Listing:
## BEGIN

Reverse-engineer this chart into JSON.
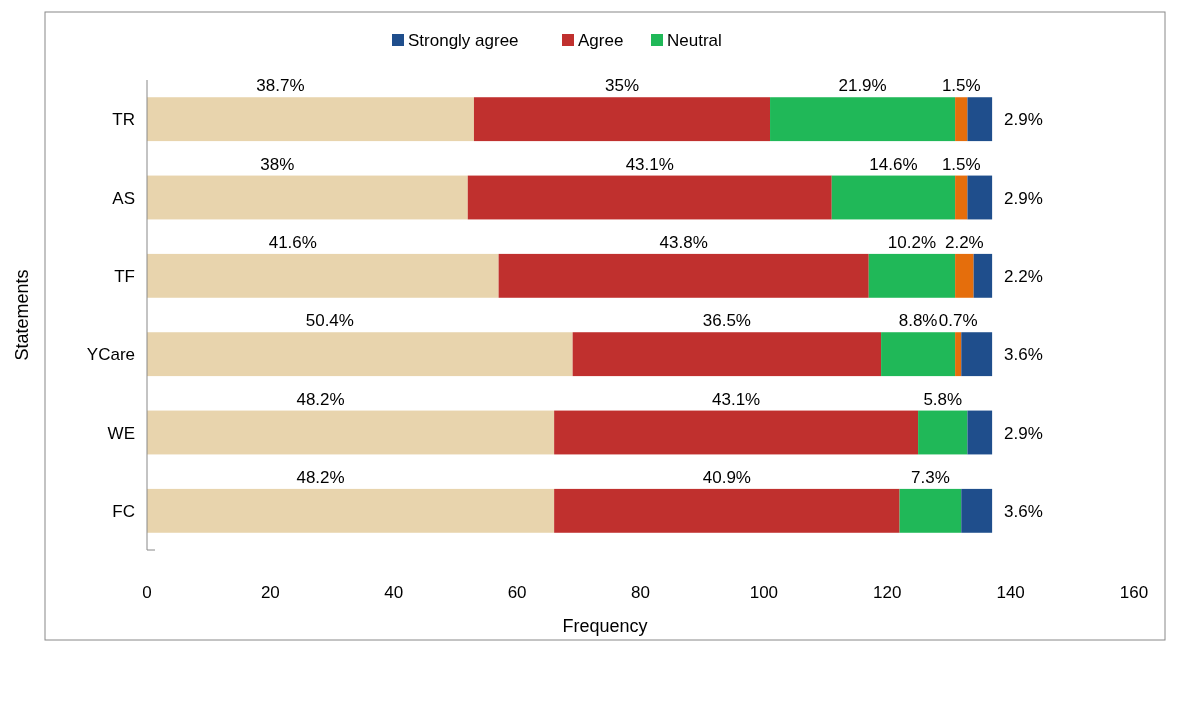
{
  "chart_data": {
    "type": "bar",
    "orientation": "horizontal",
    "stacked": true,
    "xlabel": "Frequency",
    "ylabel": "Statements",
    "categories": [
      "TR",
      "AS",
      "TF",
      "YCare",
      "WE",
      "FC"
    ],
    "series": [
      {
        "color": "#e8d4ad",
        "values": [
          53,
          52,
          57,
          69,
          66,
          66
        ]
      },
      {
        "name": "Agree",
        "color": "#c0302e",
        "values": [
          48,
          59,
          60,
          50,
          59,
          56
        ]
      },
      {
        "name": "Neutral",
        "color": "#20b858",
        "values": [
          30,
          20,
          14,
          12,
          8,
          10
        ]
      },
      {
        "color": "#e56e0c",
        "values": [
          2,
          2,
          3,
          1,
          0,
          0
        ]
      },
      {
        "name": "Strongly agree",
        "color": "#1f4e8c",
        "values": [
          4,
          4,
          3,
          5,
          4,
          5
        ]
      }
    ],
    "annotations": [
      "38.7%",
      "35%",
      "21.9%",
      "1.5%",
      "2.9%",
      "38%",
      "43.1%",
      "14.6%",
      "1.5%",
      "2.9%",
      "41.6%",
      "43.8%",
      "10.2%",
      "2.2%",
      "2.2%",
      "50.4%",
      "36.5%",
      "8.8%",
      "0.7%",
      "3.6%",
      "48.2%",
      "43.1%",
      "5.8%",
      "2.9%",
      "48.2%",
      "40.9%",
      "7.3%",
      "3.6%"
    ],
    "xlim": [
      0,
      160
    ],
    "xticks": [
      0,
      20,
      40,
      60,
      80,
      100,
      120,
      140,
      160
    ],
    "grid": false,
    "legend": "top"
  }
}
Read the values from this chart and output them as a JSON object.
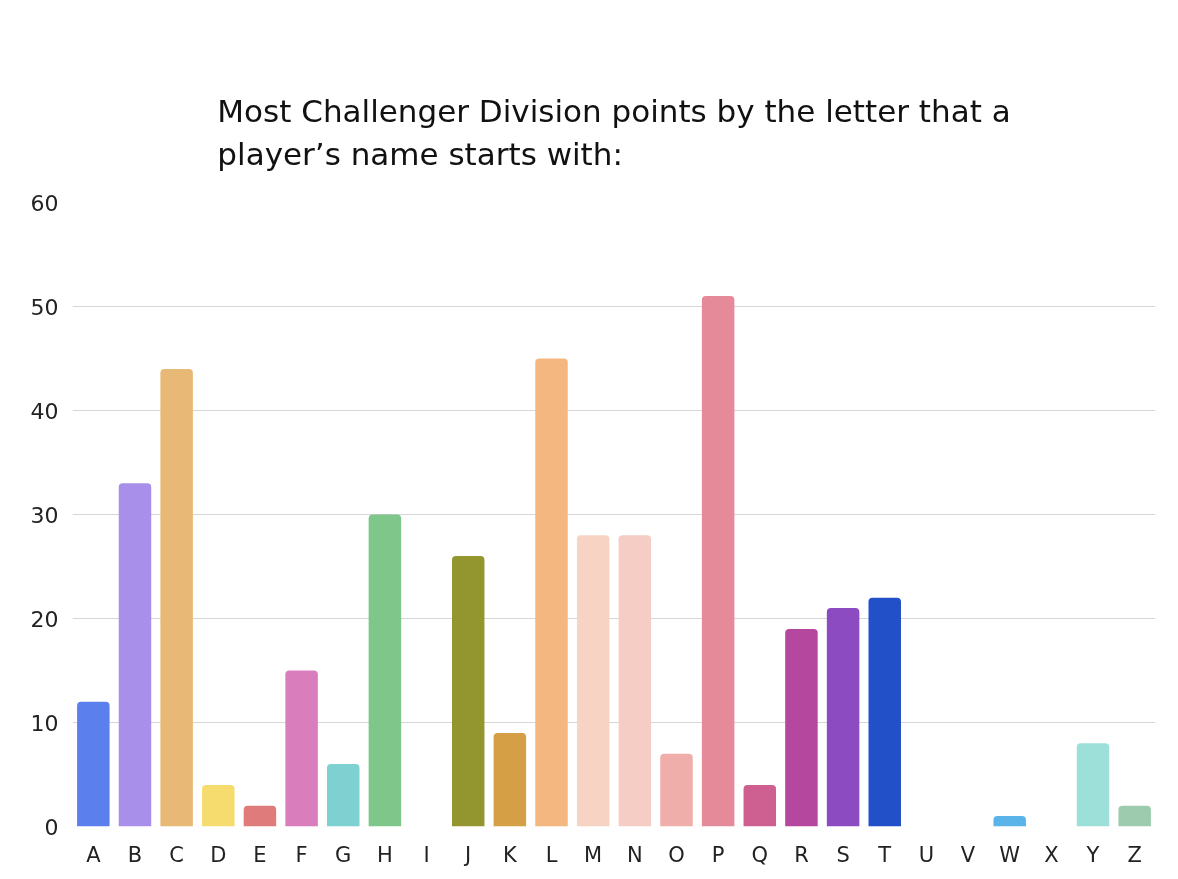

## END

Short exercise:
Where a line holds "this", copy that line.

Response below:
Reverse-engineer this chart into JSON.
Read the values from this chart and output them as a JSON object.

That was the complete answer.